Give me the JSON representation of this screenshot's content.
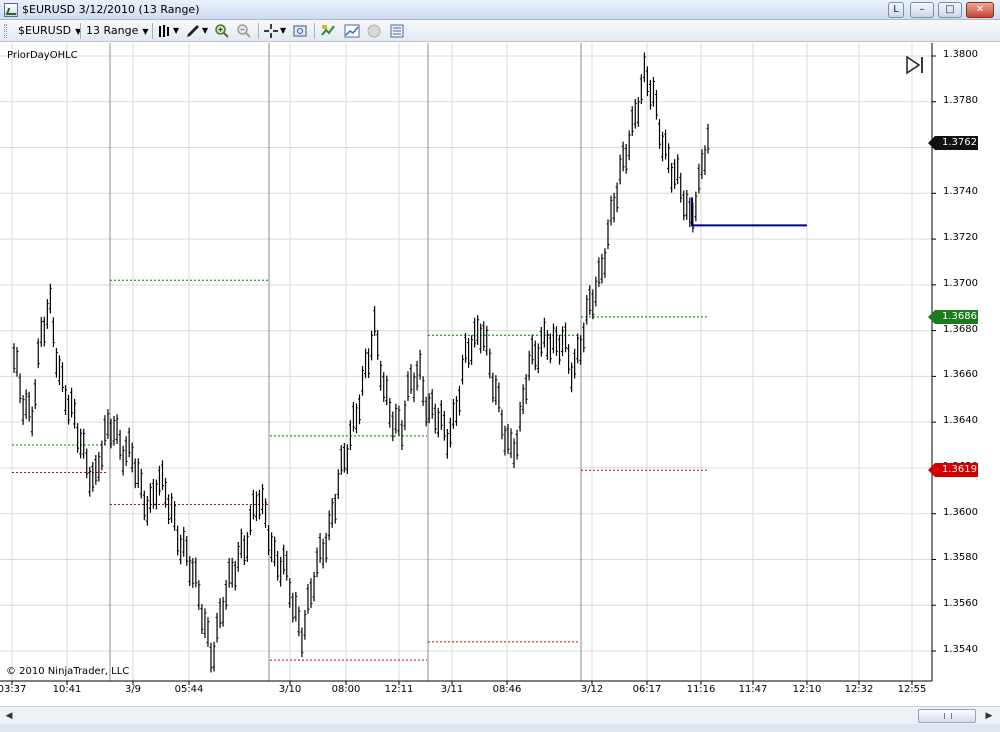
{
  "window": {
    "title": "$EURUSD  3/12/2010 (13 Range)",
    "buttons": [
      "L",
      "–",
      "□",
      "✕"
    ]
  },
  "toolbar": {
    "instrument": "$EURUSD",
    "interval": "13 Range",
    "icons": [
      "bar-type-icon",
      "draw-pencil-icon",
      "zoom-in-icon",
      "zoom-out-icon",
      "crosshair-icon",
      "snapshot-icon",
      "strategies-icon",
      "indicators-icon",
      "properties-icon",
      "data-box-icon"
    ]
  },
  "chart": {
    "indicator_label": "PriorDayOHLC",
    "copyright": "© 2010 NinjaTrader, LLC",
    "colors": {
      "candle": "#000000",
      "prior_high": "#008000",
      "prior_low": "#cc0000",
      "current_line": "#00008b",
      "grid": "#d9d9d9",
      "day_separator": "#8c8c8c"
    },
    "price_axis": {
      "ticks": [
        "1.3800",
        "1.3780",
        "1.3760",
        "1.3740",
        "1.3720",
        "1.3700",
        "1.3680",
        "1.3660",
        "1.3640",
        "1.3620",
        "1.3600",
        "1.3580",
        "1.3560",
        "1.3540"
      ],
      "badges": [
        {
          "label": "1.3762",
          "value": 1.3762,
          "color": "#111111"
        },
        {
          "label": "1.3686",
          "value": 1.3686,
          "color": "#1f7a1f"
        },
        {
          "label": "1.3619",
          "value": 1.3619,
          "color": "#d40000"
        }
      ]
    },
    "time_axis": [
      "03:37",
      "10:41",
      "3/9",
      "05:44",
      "3/10",
      "08:00",
      "12:11",
      "3/11",
      "08:46",
      "3/12",
      "06:17",
      "11:16",
      "11:47",
      "12:10",
      "12:32",
      "12:55"
    ]
  },
  "chart_data": {
    "type": "bar",
    "instrument": "$EURUSD",
    "interval": "13 Range",
    "ylim": [
      1.353,
      1.3805
    ],
    "grid": true,
    "price_series_approx": [
      1.3665,
      1.365,
      1.3645,
      1.3675,
      1.369,
      1.3665,
      1.3648,
      1.3635,
      1.3625,
      1.3615,
      1.363,
      1.364,
      1.363,
      1.3625,
      1.361,
      1.3605,
      1.3615,
      1.3605,
      1.3595,
      1.3585,
      1.357,
      1.3555,
      1.354,
      1.3555,
      1.357,
      1.3585,
      1.359,
      1.3605,
      1.36,
      1.358,
      1.3575,
      1.356,
      1.355,
      1.3565,
      1.358,
      1.3595,
      1.3615,
      1.3625,
      1.3645,
      1.3665,
      1.3678,
      1.3655,
      1.3645,
      1.3635,
      1.3655,
      1.3665,
      1.3645,
      1.364,
      1.3635,
      1.3645,
      1.3665,
      1.3675,
      1.3685,
      1.366,
      1.364,
      1.363,
      1.3635,
      1.366,
      1.3672,
      1.368,
      1.367,
      1.3675,
      1.3665,
      1.3675,
      1.369,
      1.3705,
      1.3725,
      1.374,
      1.376,
      1.3778,
      1.379,
      1.378,
      1.3765,
      1.375,
      1.374,
      1.373,
      1.3745,
      1.3762
    ],
    "prior_day_levels": [
      {
        "session": "3/9",
        "high": 1.3702,
        "low": 1.3604
      },
      {
        "session": "3/10",
        "high": 1.3634,
        "low": 1.3536
      },
      {
        "session": "3/11",
        "high": 1.3678,
        "low": 1.3544
      },
      {
        "session": "3/12",
        "high": 1.3686,
        "low": 1.3619
      }
    ],
    "first_session_levels": {
      "high": 1.363,
      "low": 1.3618
    },
    "current_level": 1.3726
  }
}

# # # # #

Prompt:
Images do not belong in the copy; reproduce all other parts of the records above verbatim.

Solution:
Give me the JSON representation of this screenshot's content.
{
  "window": {
    "title": "$EURUSD  3/12/2010 (13 Range)",
    "buttons": [
      "L",
      "–",
      "□",
      "✕"
    ]
  },
  "toolbar": {
    "instrument": "$EURUSD",
    "interval": "13 Range",
    "icons": [
      "bar-type-icon",
      "draw-pencil-icon",
      "zoom-in-icon",
      "zoom-out-icon",
      "crosshair-icon",
      "snapshot-icon",
      "strategies-icon",
      "indicators-icon",
      "properties-icon",
      "data-box-icon"
    ]
  },
  "chart": {
    "indicator_label": "PriorDayOHLC",
    "copyright": "© 2010 NinjaTrader, LLC",
    "colors": {
      "candle": "#000000",
      "prior_high": "#008000",
      "prior_low": "#cc0000",
      "current_line": "#00008b",
      "grid": "#d9d9d9",
      "day_separator": "#8c8c8c"
    },
    "price_axis": {
      "ticks": [
        "1.3800",
        "1.3780",
        "1.3760",
        "1.3740",
        "1.3720",
        "1.3700",
        "1.3680",
        "1.3660",
        "1.3640",
        "1.3620",
        "1.3600",
        "1.3580",
        "1.3560",
        "1.3540"
      ],
      "badges": [
        {
          "label": "1.3762",
          "value": 1.3762,
          "color": "#111111"
        },
        {
          "label": "1.3686",
          "value": 1.3686,
          "color": "#1f7a1f"
        },
        {
          "label": "1.3619",
          "value": 1.3619,
          "color": "#d40000"
        }
      ]
    },
    "time_axis": [
      "03:37",
      "10:41",
      "3/9",
      "05:44",
      "3/10",
      "08:00",
      "12:11",
      "3/11",
      "08:46",
      "3/12",
      "06:17",
      "11:16",
      "11:47",
      "12:10",
      "12:32",
      "12:55"
    ]
  },
  "chart_data": {
    "type": "bar",
    "instrument": "$EURUSD",
    "interval": "13 Range",
    "ylim": [
      1.353,
      1.3805
    ],
    "grid": true,
    "price_series_approx": [
      1.3665,
      1.365,
      1.3645,
      1.3675,
      1.369,
      1.3665,
      1.3648,
      1.3635,
      1.3625,
      1.3615,
      1.363,
      1.364,
      1.363,
      1.3625,
      1.361,
      1.3605,
      1.3615,
      1.3605,
      1.3595,
      1.3585,
      1.357,
      1.3555,
      1.354,
      1.3555,
      1.357,
      1.3585,
      1.359,
      1.3605,
      1.36,
      1.358,
      1.3575,
      1.356,
      1.355,
      1.3565,
      1.358,
      1.3595,
      1.3615,
      1.3625,
      1.3645,
      1.3665,
      1.3678,
      1.3655,
      1.3645,
      1.3635,
      1.3655,
      1.3665,
      1.3645,
      1.364,
      1.3635,
      1.3645,
      1.3665,
      1.3675,
      1.3685,
      1.366,
      1.364,
      1.363,
      1.3635,
      1.366,
      1.3672,
      1.368,
      1.367,
      1.3675,
      1.3665,
      1.3675,
      1.369,
      1.3705,
      1.3725,
      1.374,
      1.376,
      1.3778,
      1.379,
      1.378,
      1.3765,
      1.375,
      1.374,
      1.373,
      1.3745,
      1.3762
    ],
    "prior_day_levels": [
      {
        "session": "3/9",
        "high": 1.3702,
        "low": 1.3604
      },
      {
        "session": "3/10",
        "high": 1.3634,
        "low": 1.3536
      },
      {
        "session": "3/11",
        "high": 1.3678,
        "low": 1.3544
      },
      {
        "session": "3/12",
        "high": 1.3686,
        "low": 1.3619
      }
    ],
    "first_session_levels": {
      "high": 1.363,
      "low": 1.3618
    },
    "current_level": 1.3726
  }
}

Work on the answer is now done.